Texto fuente:

• • • •

Lo que el viento se
llevó o como nos tragamos el racismo
No sé sí conocemos mejor la guerra civil norteamericana que la
nuestra, pero no me extrañaría mucho. En cualquier comparación, a los
franquistas les tocaría el papel de los sudistas seguramente sin ninguna de sus
posibles virtudes, al menos de las que ha tratado de
vender el cine….
vender el cine….
Lo cierto es que la guerra civil americana forma parte destacada
de nuestro imaginario que es, por excelencia, fílmico. La historia y los
símbolos de la vieja Confederación —los 13 estados sureños que en 1860 y 1861
declararon la secesión para preservar la esclavitud— ha formado parte de nuestro paisaje
cinematográfico más preciado a través del “western”, el género preferido
durante décadas. Es verdad que nos quedaba como una cosa exótica, lejana, pero
también lo es que nos ha llegado una imagen “positiva” de los sudistas,
normalmente distantes de la realidad de fondo: la trata de negros y la
esclavitud en las plantaciones, sin olvidar las tareas domésticas.
Un universo concentrionario
cuyas consecuencias siguen pendientes.
A quienes les parezca que todo esto es humo, tendría que
considerar muy seriamente la persistencia del tema racial en los EEUU, nuestra
Roma.
Tenemos que recordar la persistencia “idealista” y conservadora
reiterada entre las glorias de la democracia, blanca por supuesto. Sin embargo, la realidad, la verdad histórica
resulta empecinada, de manera que después de cada ciclo triunfal nos llegan
agolpadamente los datos de lo que se nos ocultaba.

• • • •

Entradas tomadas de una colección
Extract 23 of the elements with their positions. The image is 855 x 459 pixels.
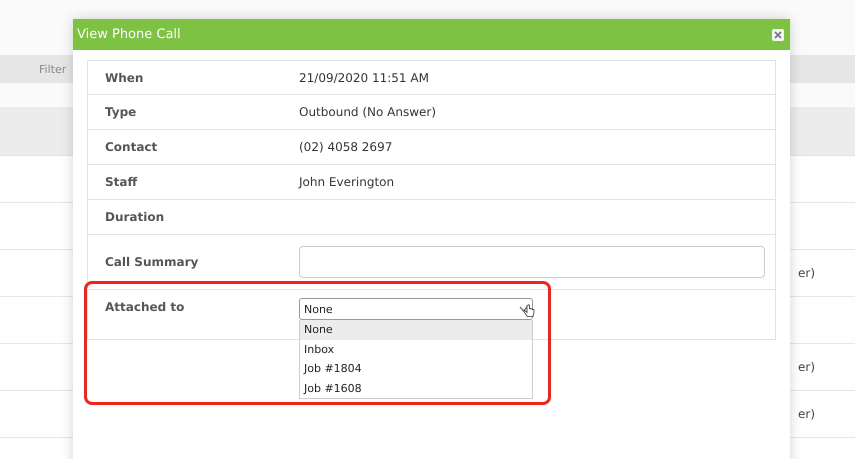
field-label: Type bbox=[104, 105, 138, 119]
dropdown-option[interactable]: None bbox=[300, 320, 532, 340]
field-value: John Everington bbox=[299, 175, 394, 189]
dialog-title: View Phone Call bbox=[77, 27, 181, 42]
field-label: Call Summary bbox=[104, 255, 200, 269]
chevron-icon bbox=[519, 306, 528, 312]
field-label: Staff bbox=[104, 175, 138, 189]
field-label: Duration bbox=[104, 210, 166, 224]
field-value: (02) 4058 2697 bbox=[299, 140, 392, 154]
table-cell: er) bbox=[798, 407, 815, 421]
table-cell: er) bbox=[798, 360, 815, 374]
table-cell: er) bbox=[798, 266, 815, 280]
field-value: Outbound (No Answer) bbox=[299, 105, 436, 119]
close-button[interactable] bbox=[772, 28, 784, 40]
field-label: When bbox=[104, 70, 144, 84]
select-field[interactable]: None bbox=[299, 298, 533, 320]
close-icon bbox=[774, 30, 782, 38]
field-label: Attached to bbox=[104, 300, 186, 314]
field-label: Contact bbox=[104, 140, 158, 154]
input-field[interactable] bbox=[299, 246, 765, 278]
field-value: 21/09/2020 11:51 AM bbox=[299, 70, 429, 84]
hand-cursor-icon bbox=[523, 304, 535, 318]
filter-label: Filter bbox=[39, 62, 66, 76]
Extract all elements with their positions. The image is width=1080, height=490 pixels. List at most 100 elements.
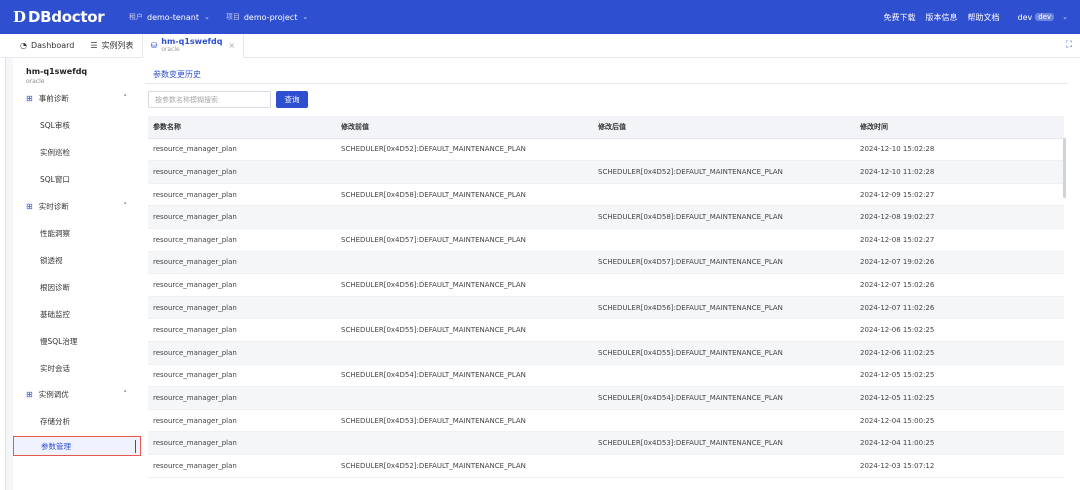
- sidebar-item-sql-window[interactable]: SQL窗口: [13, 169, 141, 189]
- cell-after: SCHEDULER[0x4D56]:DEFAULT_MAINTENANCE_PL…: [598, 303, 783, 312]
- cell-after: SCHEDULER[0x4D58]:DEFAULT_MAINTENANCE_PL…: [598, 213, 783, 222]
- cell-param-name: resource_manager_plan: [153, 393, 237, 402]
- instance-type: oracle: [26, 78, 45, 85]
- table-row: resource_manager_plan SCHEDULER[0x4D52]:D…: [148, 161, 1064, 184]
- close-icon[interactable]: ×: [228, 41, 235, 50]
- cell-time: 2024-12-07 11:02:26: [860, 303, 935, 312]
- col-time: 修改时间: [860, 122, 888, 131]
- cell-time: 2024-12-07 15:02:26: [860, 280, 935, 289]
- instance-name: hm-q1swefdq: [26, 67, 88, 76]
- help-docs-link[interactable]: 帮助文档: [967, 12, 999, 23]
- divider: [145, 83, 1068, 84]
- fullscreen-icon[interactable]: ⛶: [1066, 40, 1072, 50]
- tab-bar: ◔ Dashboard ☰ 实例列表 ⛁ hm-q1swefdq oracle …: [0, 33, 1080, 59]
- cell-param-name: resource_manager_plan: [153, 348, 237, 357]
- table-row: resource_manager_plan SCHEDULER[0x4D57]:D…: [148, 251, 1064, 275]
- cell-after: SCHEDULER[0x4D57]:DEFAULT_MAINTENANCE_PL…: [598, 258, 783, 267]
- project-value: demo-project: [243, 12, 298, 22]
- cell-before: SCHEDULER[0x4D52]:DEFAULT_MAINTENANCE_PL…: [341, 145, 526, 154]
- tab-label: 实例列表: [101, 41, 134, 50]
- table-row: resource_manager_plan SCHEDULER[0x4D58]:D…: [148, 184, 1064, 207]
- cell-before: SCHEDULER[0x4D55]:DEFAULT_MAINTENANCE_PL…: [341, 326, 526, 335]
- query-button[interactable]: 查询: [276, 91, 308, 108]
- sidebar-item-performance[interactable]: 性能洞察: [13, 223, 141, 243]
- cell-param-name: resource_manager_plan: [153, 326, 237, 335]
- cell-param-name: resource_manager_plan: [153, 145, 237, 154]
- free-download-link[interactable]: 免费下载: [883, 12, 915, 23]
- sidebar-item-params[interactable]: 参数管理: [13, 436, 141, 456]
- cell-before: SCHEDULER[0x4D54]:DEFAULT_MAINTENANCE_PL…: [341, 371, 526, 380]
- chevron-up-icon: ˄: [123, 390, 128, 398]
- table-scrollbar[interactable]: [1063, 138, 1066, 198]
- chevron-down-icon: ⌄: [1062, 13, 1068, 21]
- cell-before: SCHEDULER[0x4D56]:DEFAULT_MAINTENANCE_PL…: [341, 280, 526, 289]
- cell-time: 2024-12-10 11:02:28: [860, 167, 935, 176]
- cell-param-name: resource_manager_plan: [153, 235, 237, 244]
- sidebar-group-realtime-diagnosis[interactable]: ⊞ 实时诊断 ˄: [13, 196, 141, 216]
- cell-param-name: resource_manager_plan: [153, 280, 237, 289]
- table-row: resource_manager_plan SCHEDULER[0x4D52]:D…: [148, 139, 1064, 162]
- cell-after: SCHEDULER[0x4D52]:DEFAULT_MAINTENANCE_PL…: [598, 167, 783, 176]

• • • •

Tarea:
Prosigue el artículo sobre «Lo que el viento se llevó» y el racismo desde su última frase. Las entradas no intervienen para nada en esto.

Resultado:
Una de estas fases triunfales tuvo lugar en el curso de la “guerra fría cultural”, cuando se trataba de
demostrar que los problemas denunciados por los
comunistas, eran verdad solamente en parte, pero sobre todo, se trataba de
demostrar que, como en el caso social, todo tenía una solución razonable dentro de la
democracia liberal, de unos Estados Unidos donde siempre acababa mejorando e
integrando sus defectos.
Esta premisa propagandista fue desmentida en el curso de los años
sesenta, cuando la movilización de los “Derechos Civiles” contra el “apartheid”
made in USA, llegó a conmover la verdad oficial imperial, la misma que se
manifestaba en toda su barbarie en Vietnam, cuando los norteamericanos llegaron
a lanzar sobre la zona más bombas que todas las que se habían tirado por todos
los contendientes de la II Guerra
Mundial.
En las últimas décadas, en pleno apogeo del triunfal-capitalismo
que había ganado su guerra contra la nueva Cartago (la URSS), la exaltación imperial
volvía a insistir que la opresión racial había dejado de ser una pesadilla para
convertirse en un lejano recuerdo. El mayor ejemplo que se nos ofrecía era el
de Obama, el primer presidente negro, el
mismo que ha venido a demostrar que -como ha sucedido con la política imperial-
podía resultar justamente lo contrario.
Porque lo cierto es, una vez más se demuestra que los
descendientes de los esclavos negros en la “tierra de la Libertad” no pueden
resultar más opresiva. Después de los ejemplos carcelarios o de penas de
muerte, la verdad del racismo y la impunidad policial ha vuelto a estallar
hasta situarnos en un tiempo en el que la respuesta negra se está haciendo un
clamor porque, sí hay algo que está resultando evidente para la mayoría de la
comunidad y en particular a los jóvenes, es que sí Obama representa a alguien,
nos es a la comunidad negra precisamente.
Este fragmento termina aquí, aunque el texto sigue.